Data records:
+-------+

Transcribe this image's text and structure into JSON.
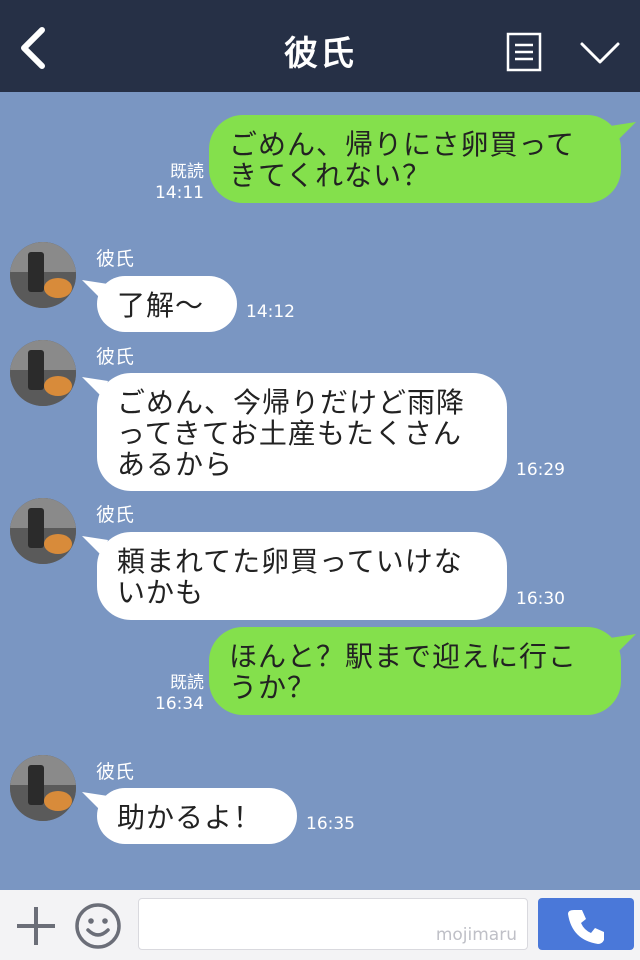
{
  "header": {
    "title": "彼氏"
  },
  "messages": [
    {
      "from": "me",
      "text": "ごめん、帰りにさ卵買ってきてくれない？",
      "lines": [
        "ごめん、帰りにさ卵買って",
        "きてくれない？"
      ],
      "read": "既読",
      "time": "14:11"
    },
    {
      "from": "them",
      "name": "彼氏",
      "lines": [
        "了解〜"
      ],
      "time": "14:12"
    },
    {
      "from": "them",
      "name": "彼氏",
      "lines": [
        "ごめん、今帰りだけど雨降",
        "ってきてお土産もたくさん",
        "あるから"
      ],
      "time": "16:29"
    },
    {
      "from": "them",
      "name": "彼氏",
      "lines": [
        "頼まれてた卵買っていけな",
        "いかも"
      ],
      "time": "16:30"
    },
    {
      "from": "me",
      "lines": [
        "ほんと？駅まで迎えに行こ",
        "うか？"
      ],
      "read": "既読",
      "time": "16:34"
    },
    {
      "from": "them",
      "name": "彼氏",
      "lines": [
        "助かるよ！"
      ],
      "time": "16:35"
    }
  ],
  "input": {
    "value": "",
    "watermark": "mojimaru"
  },
  "colors": {
    "header": "#263046",
    "background": "#7a96c2",
    "my_bubble": "#84e04c",
    "their_bubble": "#ffffff",
    "call_button": "#4a78d9"
  },
  "icons": {
    "back": "chevron-left-icon",
    "menu": "notes-icon",
    "collapse": "chevron-down-icon",
    "add": "plus-icon",
    "sticker": "smiley-icon",
    "call": "phone-icon"
  }
}
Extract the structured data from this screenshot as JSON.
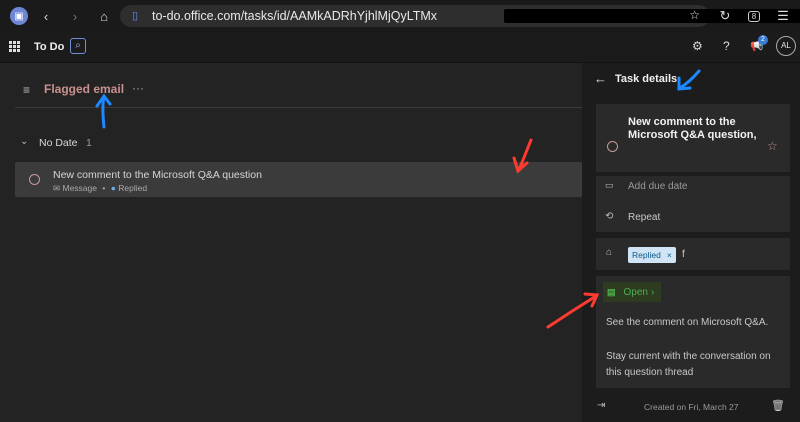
{
  "browser": {
    "url": "to-do.office.com/tasks/id/AAMkADRhYjhlMjQyLTMx",
    "tab_count": "8"
  },
  "app": {
    "name": "To Do",
    "avatar_initials": "AL",
    "notification_count": "2"
  },
  "list": {
    "title": "Flagged email",
    "more_label": "···",
    "group_title": "No Date",
    "group_count": "1",
    "tasks": [
      {
        "title": "New comment to the Microsoft Q&A question",
        "type": "Message",
        "separator": "•",
        "category": "Replied"
      }
    ]
  },
  "details": {
    "header": "Task details",
    "task_title": "New comment to the Microsoft Q&A question,",
    "add_due_date": "Add due date",
    "repeat": "Repeat",
    "category": "Replied",
    "category_suffix": "f",
    "open_label": "Open",
    "note_line1": "See the comment on Microsoft Q&A.",
    "note_line2": "Stay current with the conversation on this question thread",
    "created": "Created on Fri, March 27"
  },
  "colors": {
    "accent_list": "#c9918f",
    "open_green": "#4caf50",
    "annotation_blue": "#1e88ff",
    "annotation_red": "#ff3b30"
  }
}
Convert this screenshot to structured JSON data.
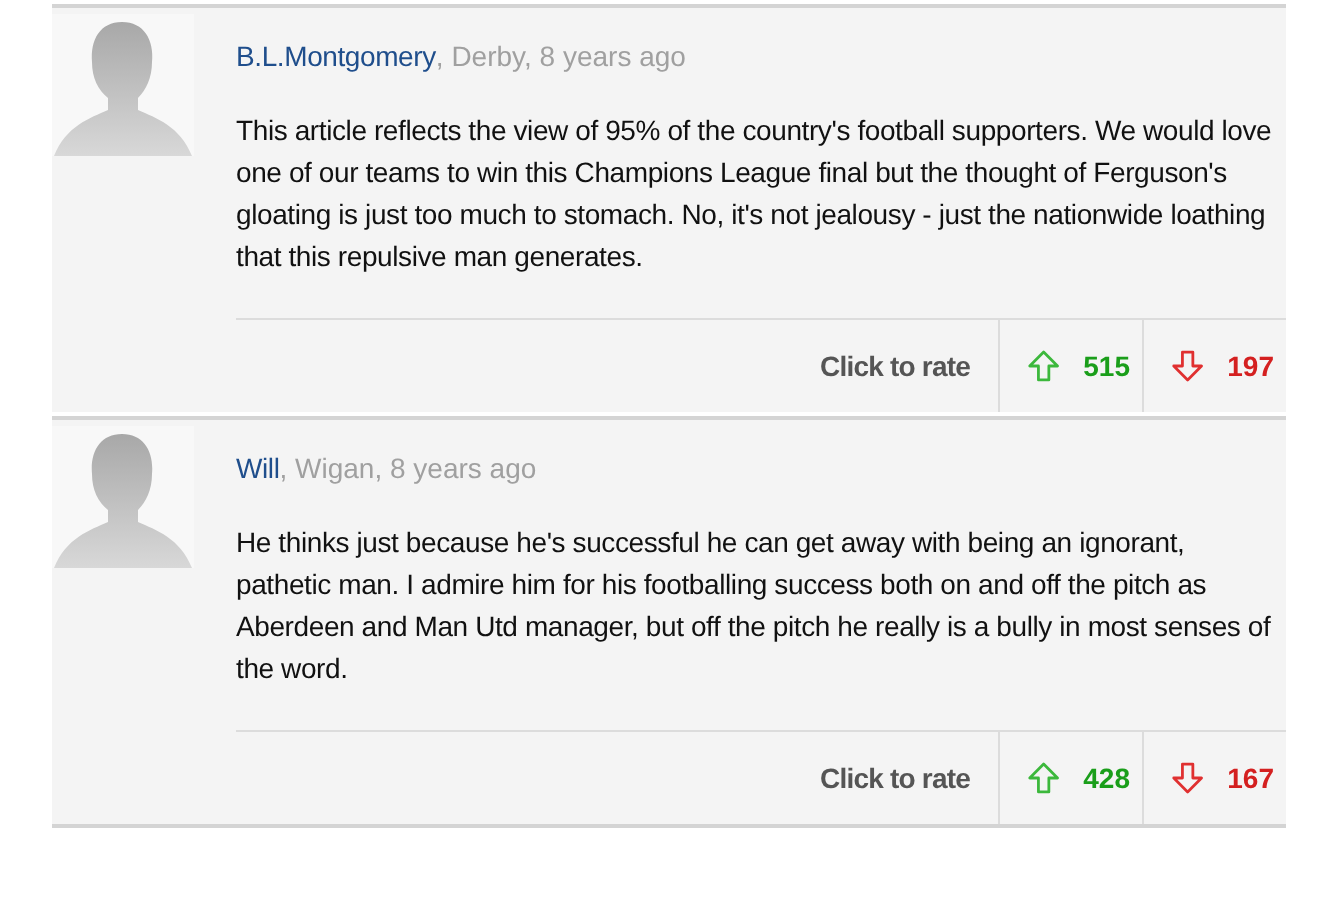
{
  "comments": [
    {
      "author": "B.L.Montgomery",
      "meta": ", Derby, 8 years ago",
      "body": "This article reflects the view of 95% of the country's football supporters. We would love one of our teams to win this Champions League final but the thought of Ferguson's gloating is just too much to stomach. No, it's not jealousy - just the nationwide loathing that this repulsive man generates.",
      "rate_label": "Click to rate",
      "up": "515",
      "down": "197"
    },
    {
      "author": "Will",
      "meta": ", Wigan, 8 years ago",
      "body": "He thinks just because he's successful he can get away with being an ignorant, pathetic man. I admire him for his footballing success both on and off the pitch as Aberdeen and Man Utd manager, but off the pitch he really is a bully in most senses of the word.",
      "rate_label": "Click to rate",
      "up": "428",
      "down": "167"
    }
  ]
}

+-------+

CHALLENGE:
Copy the records exactly as they appear, excluding images.

FINISHED ANSWER:
Transcribe this image's text and structure into JSON.
{
  "header": {
    "title": "彼氏"
  },
  "messages": [
    {
      "from": "me",
      "text": "ごめん、帰りにさ卵買ってきてくれない？",
      "lines": [
        "ごめん、帰りにさ卵買って",
        "きてくれない？"
      ],
      "read": "既読",
      "time": "14:11"
    },
    {
      "from": "them",
      "name": "彼氏",
      "lines": [
        "了解〜"
      ],
      "time": "14:12"
    },
    {
      "from": "them",
      "name": "彼氏",
      "lines": [
        "ごめん、今帰りだけど雨降",
        "ってきてお土産もたくさん",
        "あるから"
      ],
      "time": "16:29"
    },
    {
      "from": "them",
      "name": "彼氏",
      "lines": [
        "頼まれてた卵買っていけな",
        "いかも"
      ],
      "time": "16:30"
    },
    {
      "from": "me",
      "lines": [
        "ほんと？駅まで迎えに行こ",
        "うか？"
      ],
      "read": "既読",
      "time": "16:34"
    },
    {
      "from": "them",
      "name": "彼氏",
      "lines": [
        "助かるよ！"
      ],
      "time": "16:35"
    }
  ],
  "input": {
    "value": "",
    "watermark": "mojimaru"
  },
  "colors": {
    "header": "#263046",
    "background": "#7a96c2",
    "my_bubble": "#84e04c",
    "their_bubble": "#ffffff",
    "call_button": "#4a78d9"
  },
  "icons": {
    "back": "chevron-left-icon",
    "menu": "notes-icon",
    "collapse": "chevron-down-icon",
    "add": "plus-icon",
    "sticker": "smiley-icon",
    "call": "phone-icon"
  }
}
Extract the structured data from this screenshot as JSON.
{
  "browser": {
    "url": "to-do.office.com/tasks/id/AAMkADRhYjhlMjQyLTMx",
    "tab_count": "8"
  },
  "app": {
    "name": "To Do",
    "avatar_initials": "AL",
    "notification_count": "2"
  },
  "list": {
    "title": "Flagged email",
    "more_label": "···",
    "group_title": "No Date",
    "group_count": "1",
    "tasks": [
      {
        "title": "New comment to the Microsoft Q&A question",
        "type": "Message",
        "separator": "•",
        "category": "Replied"
      }
    ]
  },
  "details": {
    "header": "Task details",
    "task_title": "New comment to the Microsoft Q&A question,",
    "add_due_date": "Add due date",
    "repeat": "Repeat",
    "category": "Replied",
    "category_suffix": "f",
    "open_label": "Open",
    "note_line1": "See the comment on Microsoft Q&A.",
    "note_line2": "Stay current with the conversation on this question thread",
    "created": "Created on Fri, March 27"
  },
  "colors": {
    "accent_list": "#c9918f",
    "open_green": "#4caf50",
    "annotation_blue": "#1e88ff",
    "annotation_red": "#ff3b30"
  }
}
Convert this screenshot to structured JSON data.
{
  "comments": [
    {
      "author": "B.L.Montgomery",
      "meta": ", Derby, 8 years ago",
      "body": "This article reflects the view of 95% of the country's football supporters. We would love one of our teams to win this Champions League final but the thought of Ferguson's gloating is just too much to stomach. No, it's not jealousy - just the nationwide loathing that this repulsive man generates.",
      "rate_label": "Click to rate",
      "up": "515",
      "down": "197"
    },
    {
      "author": "Will",
      "meta": ", Wigan, 8 years ago",
      "body": "He thinks just because he's successful he can get away with being an ignorant, pathetic man. I admire him for his footballing success both on and off the pitch as Aberdeen and Man Utd manager, but off the pitch he really is a bully in most senses of the word.",
      "rate_label": "Click to rate",
      "up": "428",
      "down": "167"
    }
  ]
}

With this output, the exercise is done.